▸ Exercise objective
Pictures don't belong in the copy; print all the records exactly.

▸ Data records
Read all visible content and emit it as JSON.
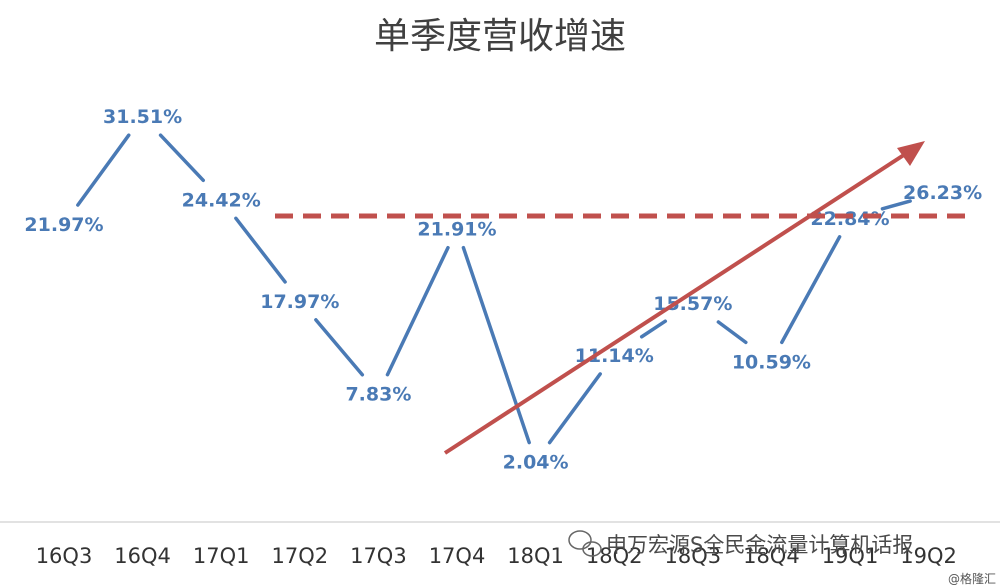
{
  "chart_data": {
    "type": "line",
    "title": "单季度营收增速",
    "categories": [
      "16Q3",
      "16Q4",
      "17Q1",
      "17Q2",
      "17Q3",
      "17Q4",
      "18Q1",
      "18Q2",
      "18Q3",
      "18Q4",
      "19Q1",
      "19Q2"
    ],
    "series": [
      {
        "values": [
          21.97,
          31.51,
          24.42,
          17.97,
          7.83,
          21.91,
          2.04,
          11.14,
          15.57,
          10.59,
          22.84,
          26.23
        ]
      }
    ],
    "data_labels": [
      "21.97%",
      "31.51%",
      "24.42%",
      "17.97%",
      "7.83%",
      "21.91%",
      "2.04%",
      "11.14%",
      "15.57%",
      "10.59%",
      "22.84%",
      "26.23%"
    ],
    "annotations": {
      "reference_line": {
        "style": "dashed",
        "color": "#c0504d",
        "from_category": "17Q1",
        "to_category": "19Q2",
        "level": 24.42
      },
      "trend_arrow": {
        "color": "#c0504d",
        "from_category": "17Q4",
        "to_category": "19Q2",
        "direction": "up"
      }
    },
    "grid": false,
    "colors": {
      "line": "#4a7ab5",
      "labels": "#4a7ab5",
      "annotation": "#c0504d"
    }
  },
  "watermark": {
    "text": "申万宏源S全民金流量计算机话报",
    "small_text": "@格隆汇"
  }
}
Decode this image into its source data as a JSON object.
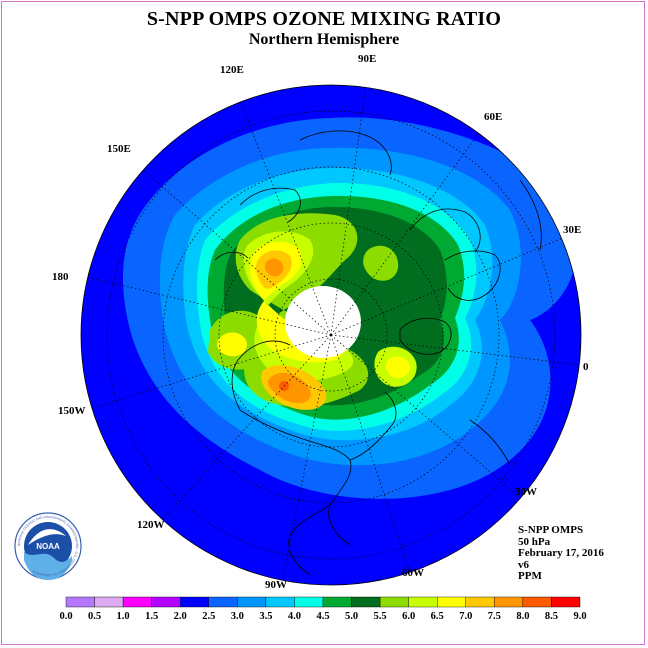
{
  "title": "S-NPP OMPS OZONE MIXING RATIO",
  "subtitle": "Northern Hemisphere",
  "longitude_labels": [
    "90E",
    "60E",
    "30E",
    "0",
    "30W",
    "60W",
    "90W",
    "120W",
    "150W",
    "180",
    "150E",
    "120E"
  ],
  "info": {
    "instrument": "S-NPP OMPS",
    "level": "50 hPa",
    "date": "February 17, 2016",
    "version": "v6",
    "units": "PPM"
  },
  "logo": {
    "text": "NOAA",
    "ring_text": "NATIONAL OCEANIC AND ATMOSPHERIC ADMINISTRATION · U.S. DEPARTMENT OF COMMERCE"
  },
  "colorbar": {
    "ticks": [
      "0.0",
      "0.5",
      "1.0",
      "1.5",
      "2.0",
      "2.5",
      "3.0",
      "3.5",
      "4.0",
      "4.5",
      "5.0",
      "5.5",
      "6.0",
      "6.5",
      "7.0",
      "7.5",
      "8.0",
      "8.5",
      "9.0"
    ],
    "colors": [
      "#b478ff",
      "#dcaaf0",
      "#ff00ff",
      "#b400ff",
      "#0000ff",
      "#0a64ff",
      "#0096ff",
      "#00c8ff",
      "#00ffe6",
      "#00aa32",
      "#006e1e",
      "#8cdc00",
      "#c8ff00",
      "#ffff00",
      "#ffc800",
      "#ff9600",
      "#ff5a00",
      "#ff0000",
      "#8c5a3c"
    ]
  }
}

▸ Final answer
Read all visible content and emit it as JSON.
{
  "chart_data": {
    "type": "line",
    "title": "单季度营收增速",
    "categories": [
      "16Q3",
      "16Q4",
      "17Q1",
      "17Q2",
      "17Q3",
      "17Q4",
      "18Q1",
      "18Q2",
      "18Q3",
      "18Q4",
      "19Q1",
      "19Q2"
    ],
    "series": [
      {
        "values": [
          21.97,
          31.51,
          24.42,
          17.97,
          7.83,
          21.91,
          2.04,
          11.14,
          15.57,
          10.59,
          22.84,
          26.23
        ]
      }
    ],
    "data_labels": [
      "21.97%",
      "31.51%",
      "24.42%",
      "17.97%",
      "7.83%",
      "21.91%",
      "2.04%",
      "11.14%",
      "15.57%",
      "10.59%",
      "22.84%",
      "26.23%"
    ],
    "annotations": {
      "reference_line": {
        "style": "dashed",
        "color": "#c0504d",
        "from_category": "17Q1",
        "to_category": "19Q2",
        "level": 24.42
      },
      "trend_arrow": {
        "color": "#c0504d",
        "from_category": "17Q4",
        "to_category": "19Q2",
        "direction": "up"
      }
    },
    "grid": false,
    "colors": {
      "line": "#4a7ab5",
      "labels": "#4a7ab5",
      "annotation": "#c0504d"
    }
  },
  "watermark": {
    "text": "申万宏源S全民金流量计算机话报",
    "small_text": "@格隆汇"
  }
}
Decode this image into its source data as a JSON object.
{
  "title": "S-NPP OMPS OZONE MIXING RATIO",
  "subtitle": "Northern Hemisphere",
  "longitude_labels": [
    "90E",
    "60E",
    "30E",
    "0",
    "30W",
    "60W",
    "90W",
    "120W",
    "150W",
    "180",
    "150E",
    "120E"
  ],
  "info": {
    "instrument": "S-NPP OMPS",
    "level": "50 hPa",
    "date": "February 17, 2016",
    "version": "v6",
    "units": "PPM"
  },
  "logo": {
    "text": "NOAA",
    "ring_text": "NATIONAL OCEANIC AND ATMOSPHERIC ADMINISTRATION · U.S. DEPARTMENT OF COMMERCE"
  },
  "colorbar": {
    "ticks": [
      "0.0",
      "0.5",
      "1.0",
      "1.5",
      "2.0",
      "2.5",
      "3.0",
      "3.5",
      "4.0",
      "4.5",
      "5.0",
      "5.5",
      "6.0",
      "6.5",
      "7.0",
      "7.5",
      "8.0",
      "8.5",
      "9.0"
    ],
    "colors": [
      "#b478ff",
      "#dcaaf0",
      "#ff00ff",
      "#b400ff",
      "#0000ff",
      "#0a64ff",
      "#0096ff",
      "#00c8ff",
      "#00ffe6",
      "#00aa32",
      "#006e1e",
      "#8cdc00",
      "#c8ff00",
      "#ffff00",
      "#ffc800",
      "#ff9600",
      "#ff5a00",
      "#ff0000",
      "#8c5a3c"
    ]
  }
}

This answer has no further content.